# Task goal
Print the records below exactly, and do not carry over any picture.

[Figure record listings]
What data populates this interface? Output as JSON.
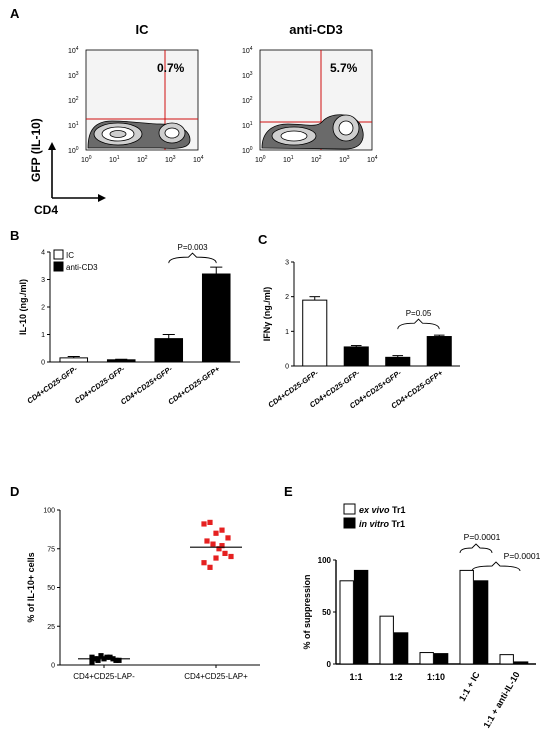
{
  "panels": {
    "A": {
      "letter": "A",
      "plots": [
        {
          "title": "IC",
          "quadrant_pct": "0.7%"
        },
        {
          "title": "anti-CD3",
          "quadrant_pct": "5.7%"
        }
      ],
      "ylabel": "GFP (IL-10)",
      "xlabel": "CD4",
      "tick_exponents": [
        "0",
        "1",
        "2",
        "3",
        "4"
      ]
    },
    "B": {
      "letter": "B"
    },
    "C": {
      "letter": "C"
    },
    "D": {
      "letter": "D"
    },
    "E": {
      "letter": "E"
    }
  },
  "chart_data": [
    {
      "id": "B",
      "type": "bar",
      "categories": [
        "CD4+CD25-GFP-",
        "CD4+CD25-GFP-",
        "CD4+CD25+GFP-",
        "CD4+CD25-GFP+"
      ],
      "series": [
        {
          "name": "IC",
          "values": [
            0.15,
            null,
            null,
            null
          ],
          "errors": [
            0.05,
            null,
            null,
            null
          ],
          "color": "#ffffff"
        },
        {
          "name": "anti-CD3",
          "values": [
            null,
            0.08,
            0.85,
            3.2
          ],
          "errors": [
            null,
            0.02,
            0.15,
            0.25
          ],
          "color": "#000000"
        }
      ],
      "ylabel": "IL-10 (ng./ml)",
      "ylim": [
        0,
        4
      ],
      "yticks": [
        0,
        1,
        2,
        3,
        4
      ],
      "annotation": "P=0.003",
      "legend_position": "top-left"
    },
    {
      "id": "C",
      "type": "bar",
      "categories": [
        "CD4+CD25-GFP-",
        "CD4+CD25-GFP-",
        "CD4+CD25+GFP-",
        "CD4+CD25-GFP+"
      ],
      "series": [
        {
          "name": "IC",
          "values": [
            1.9,
            null,
            null,
            null
          ],
          "errors": [
            0.1,
            null,
            null,
            null
          ],
          "color": "#ffffff"
        },
        {
          "name": "anti-CD3",
          "values": [
            null,
            0.55,
            0.25,
            0.85
          ],
          "errors": [
            null,
            0.04,
            0.05,
            0.04
          ],
          "color": "#000000"
        }
      ],
      "ylabel": "IFNγ (ng./ml)",
      "ylim": [
        0,
        3
      ],
      "yticks": [
        0,
        1,
        2,
        3
      ],
      "annotation": "P=0.05"
    },
    {
      "id": "D",
      "type": "scatter",
      "categories": [
        "CD4+CD25-LAP-",
        "CD4+CD25-LAP+"
      ],
      "groups": [
        {
          "values": [
            2,
            3,
            4,
            5,
            3,
            4,
            6,
            5,
            4,
            3,
            5,
            4
          ],
          "mean": 4,
          "color": "#000000"
        },
        {
          "values": [
            91,
            92,
            85,
            87,
            82,
            80,
            78,
            75,
            72,
            70,
            66,
            63,
            69,
            77
          ],
          "mean": 76,
          "color": "#e52020"
        }
      ],
      "ylabel": "% of IL-10+ cells",
      "ylim": [
        0,
        100
      ],
      "yticks": [
        0,
        25,
        50,
        75,
        100
      ]
    },
    {
      "id": "E",
      "type": "bar",
      "categories": [
        "1:1",
        "1:2",
        "1:10",
        "1:1 + IC",
        "1:1 + anti-IL-10"
      ],
      "series": [
        {
          "name_prefix": "ex vivo",
          "name_suffix": " Tr1",
          "values": [
            80,
            46,
            11,
            90,
            9
          ],
          "color": "#ffffff"
        },
        {
          "name_prefix": "in vitro",
          "name_suffix": " Tr1",
          "values": [
            90,
            30,
            10,
            80,
            2
          ],
          "color": "#000000"
        }
      ],
      "ylabel": "% of suppression",
      "ylim": [
        0,
        100
      ],
      "yticks": [
        0,
        50,
        100
      ],
      "yticklabels": [
        "0",
        "50",
        "100"
      ],
      "annotations": [
        "P=0.0001",
        "P=0.0001"
      ],
      "legend_position": "top-left"
    }
  ]
}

# Output below
What data populates this interface? Output as JSON.
{
  "panels": {
    "A": {
      "letter": "A",
      "plots": [
        {
          "title": "IC",
          "quadrant_pct": "0.7%"
        },
        {
          "title": "anti-CD3",
          "quadrant_pct": "5.7%"
        }
      ],
      "ylabel": "GFP (IL-10)",
      "xlabel": "CD4",
      "tick_exponents": [
        "0",
        "1",
        "2",
        "3",
        "4"
      ]
    },
    "B": {
      "letter": "B"
    },
    "C": {
      "letter": "C"
    },
    "D": {
      "letter": "D"
    },
    "E": {
      "letter": "E"
    }
  },
  "chart_data": [
    {
      "id": "B",
      "type": "bar",
      "categories": [
        "CD4+CD25-GFP-",
        "CD4+CD25-GFP-",
        "CD4+CD25+GFP-",
        "CD4+CD25-GFP+"
      ],
      "series": [
        {
          "name": "IC",
          "values": [
            0.15,
            null,
            null,
            null
          ],
          "errors": [
            0.05,
            null,
            null,
            null
          ],
          "color": "#ffffff"
        },
        {
          "name": "anti-CD3",
          "values": [
            null,
            0.08,
            0.85,
            3.2
          ],
          "errors": [
            null,
            0.02,
            0.15,
            0.25
          ],
          "color": "#000000"
        }
      ],
      "ylabel": "IL-10 (ng./ml)",
      "ylim": [
        0,
        4
      ],
      "yticks": [
        0,
        1,
        2,
        3,
        4
      ],
      "annotation": "P=0.003",
      "legend_position": "top-left"
    },
    {
      "id": "C",
      "type": "bar",
      "categories": [
        "CD4+CD25-GFP-",
        "CD4+CD25-GFP-",
        "CD4+CD25+GFP-",
        "CD4+CD25-GFP+"
      ],
      "series": [
        {
          "name": "IC",
          "values": [
            1.9,
            null,
            null,
            null
          ],
          "errors": [
            0.1,
            null,
            null,
            null
          ],
          "color": "#ffffff"
        },
        {
          "name": "anti-CD3",
          "values": [
            null,
            0.55,
            0.25,
            0.85
          ],
          "errors": [
            null,
            0.04,
            0.05,
            0.04
          ],
          "color": "#000000"
        }
      ],
      "ylabel": "IFNγ (ng./ml)",
      "ylim": [
        0,
        3
      ],
      "yticks": [
        0,
        1,
        2,
        3
      ],
      "annotation": "P=0.05"
    },
    {
      "id": "D",
      "type": "scatter",
      "categories": [
        "CD4+CD25-LAP-",
        "CD4+CD25-LAP+"
      ],
      "groups": [
        {
          "values": [
            2,
            3,
            4,
            5,
            3,
            4,
            6,
            5,
            4,
            3,
            5,
            4
          ],
          "mean": 4,
          "color": "#000000"
        },
        {
          "values": [
            91,
            92,
            85,
            87,
            82,
            80,
            78,
            75,
            72,
            70,
            66,
            63,
            69,
            77
          ],
          "mean": 76,
          "color": "#e52020"
        }
      ],
      "ylabel": "% of IL-10+ cells",
      "ylim": [
        0,
        100
      ],
      "yticks": [
        0,
        25,
        50,
        75,
        100
      ]
    },
    {
      "id": "E",
      "type": "bar",
      "categories": [
        "1:1",
        "1:2",
        "1:10",
        "1:1 + IC",
        "1:1 + anti-IL-10"
      ],
      "series": [
        {
          "name_prefix": "ex vivo",
          "name_suffix": " Tr1",
          "values": [
            80,
            46,
            11,
            90,
            9
          ],
          "color": "#ffffff"
        },
        {
          "name_prefix": "in vitro",
          "name_suffix": " Tr1",
          "values": [
            90,
            30,
            10,
            80,
            2
          ],
          "color": "#000000"
        }
      ],
      "ylabel": "% of suppression",
      "ylim": [
        0,
        100
      ],
      "yticks": [
        0,
        50,
        100
      ],
      "yticklabels": [
        "0",
        "50",
        "100"
      ],
      "annotations": [
        "P=0.0001",
        "P=0.0001"
      ],
      "legend_position": "top-left"
    }
  ]
}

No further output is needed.